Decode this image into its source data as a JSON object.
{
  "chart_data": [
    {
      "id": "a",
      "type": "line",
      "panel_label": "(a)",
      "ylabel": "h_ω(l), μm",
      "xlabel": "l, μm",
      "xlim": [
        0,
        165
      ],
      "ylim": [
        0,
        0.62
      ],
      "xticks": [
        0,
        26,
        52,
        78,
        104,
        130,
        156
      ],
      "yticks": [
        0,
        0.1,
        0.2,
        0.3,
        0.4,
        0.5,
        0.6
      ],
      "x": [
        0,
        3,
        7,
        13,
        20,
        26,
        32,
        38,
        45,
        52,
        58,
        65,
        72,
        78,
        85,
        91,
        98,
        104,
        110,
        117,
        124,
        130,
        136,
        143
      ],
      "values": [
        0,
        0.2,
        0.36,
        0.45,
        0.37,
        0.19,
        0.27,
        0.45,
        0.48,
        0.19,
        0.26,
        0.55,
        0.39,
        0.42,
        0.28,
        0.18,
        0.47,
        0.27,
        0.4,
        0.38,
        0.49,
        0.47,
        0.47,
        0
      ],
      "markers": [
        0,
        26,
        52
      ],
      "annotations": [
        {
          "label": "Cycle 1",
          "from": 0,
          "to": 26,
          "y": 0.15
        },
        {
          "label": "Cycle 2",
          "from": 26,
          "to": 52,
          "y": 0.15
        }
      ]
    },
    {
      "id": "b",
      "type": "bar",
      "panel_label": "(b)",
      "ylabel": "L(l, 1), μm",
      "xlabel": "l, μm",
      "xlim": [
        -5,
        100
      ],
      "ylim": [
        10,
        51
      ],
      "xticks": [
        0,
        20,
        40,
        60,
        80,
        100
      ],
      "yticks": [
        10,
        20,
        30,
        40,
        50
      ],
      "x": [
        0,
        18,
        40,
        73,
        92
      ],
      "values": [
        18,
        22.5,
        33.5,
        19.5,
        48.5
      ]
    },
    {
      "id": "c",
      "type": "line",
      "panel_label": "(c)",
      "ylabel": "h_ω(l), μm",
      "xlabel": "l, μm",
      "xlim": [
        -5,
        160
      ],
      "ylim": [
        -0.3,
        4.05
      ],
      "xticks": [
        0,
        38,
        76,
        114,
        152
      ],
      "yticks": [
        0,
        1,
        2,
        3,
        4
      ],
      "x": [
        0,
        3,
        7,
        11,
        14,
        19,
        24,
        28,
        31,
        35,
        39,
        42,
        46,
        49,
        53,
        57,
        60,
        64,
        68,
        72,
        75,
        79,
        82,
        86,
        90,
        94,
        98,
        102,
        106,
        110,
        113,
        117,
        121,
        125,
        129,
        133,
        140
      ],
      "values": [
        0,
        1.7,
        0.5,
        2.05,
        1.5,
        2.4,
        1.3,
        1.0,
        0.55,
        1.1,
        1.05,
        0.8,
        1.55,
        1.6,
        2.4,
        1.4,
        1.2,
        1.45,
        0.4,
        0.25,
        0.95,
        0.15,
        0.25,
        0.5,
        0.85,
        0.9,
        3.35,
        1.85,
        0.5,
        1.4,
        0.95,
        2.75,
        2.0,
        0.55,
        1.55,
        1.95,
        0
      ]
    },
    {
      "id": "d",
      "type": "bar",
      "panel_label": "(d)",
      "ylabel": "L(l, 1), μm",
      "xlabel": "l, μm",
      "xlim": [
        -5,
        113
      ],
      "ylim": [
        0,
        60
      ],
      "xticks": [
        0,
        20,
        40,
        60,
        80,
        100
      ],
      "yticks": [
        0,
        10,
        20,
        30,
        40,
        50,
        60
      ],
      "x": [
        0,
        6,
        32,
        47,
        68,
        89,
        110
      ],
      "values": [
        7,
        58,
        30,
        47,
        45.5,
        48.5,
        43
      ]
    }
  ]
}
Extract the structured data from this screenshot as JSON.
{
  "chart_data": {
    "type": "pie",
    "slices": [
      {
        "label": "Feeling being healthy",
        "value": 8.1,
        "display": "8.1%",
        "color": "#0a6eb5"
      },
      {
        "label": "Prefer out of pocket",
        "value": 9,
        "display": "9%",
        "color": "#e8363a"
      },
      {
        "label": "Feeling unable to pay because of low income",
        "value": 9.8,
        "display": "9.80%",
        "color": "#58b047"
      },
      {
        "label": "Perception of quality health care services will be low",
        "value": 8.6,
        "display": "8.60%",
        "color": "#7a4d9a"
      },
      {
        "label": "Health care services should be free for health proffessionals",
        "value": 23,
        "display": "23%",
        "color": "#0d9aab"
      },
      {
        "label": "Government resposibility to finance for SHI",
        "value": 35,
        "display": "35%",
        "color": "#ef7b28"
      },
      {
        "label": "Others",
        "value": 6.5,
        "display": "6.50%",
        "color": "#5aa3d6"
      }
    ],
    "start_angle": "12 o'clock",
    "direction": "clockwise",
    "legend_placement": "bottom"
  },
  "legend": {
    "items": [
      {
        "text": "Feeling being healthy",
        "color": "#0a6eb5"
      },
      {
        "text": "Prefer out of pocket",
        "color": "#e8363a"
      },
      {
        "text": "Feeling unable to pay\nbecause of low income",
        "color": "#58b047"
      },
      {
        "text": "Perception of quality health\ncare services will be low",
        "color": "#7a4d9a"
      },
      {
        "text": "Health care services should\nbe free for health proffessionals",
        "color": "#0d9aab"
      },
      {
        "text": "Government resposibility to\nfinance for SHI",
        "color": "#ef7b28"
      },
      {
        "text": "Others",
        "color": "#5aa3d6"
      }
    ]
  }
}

**GIVEN INSTRUCTION**:
Check each line of the records for the word "services" and extract those that contain it.

**REPLY**:
        "label": "Perception of quality health care services will be low",
        "label": "Health care services should be free for health proffessionals",
        "text": "Perception of quality health\ncare services will be low",
        "text": "Health care services should\nbe free for health proffessionals",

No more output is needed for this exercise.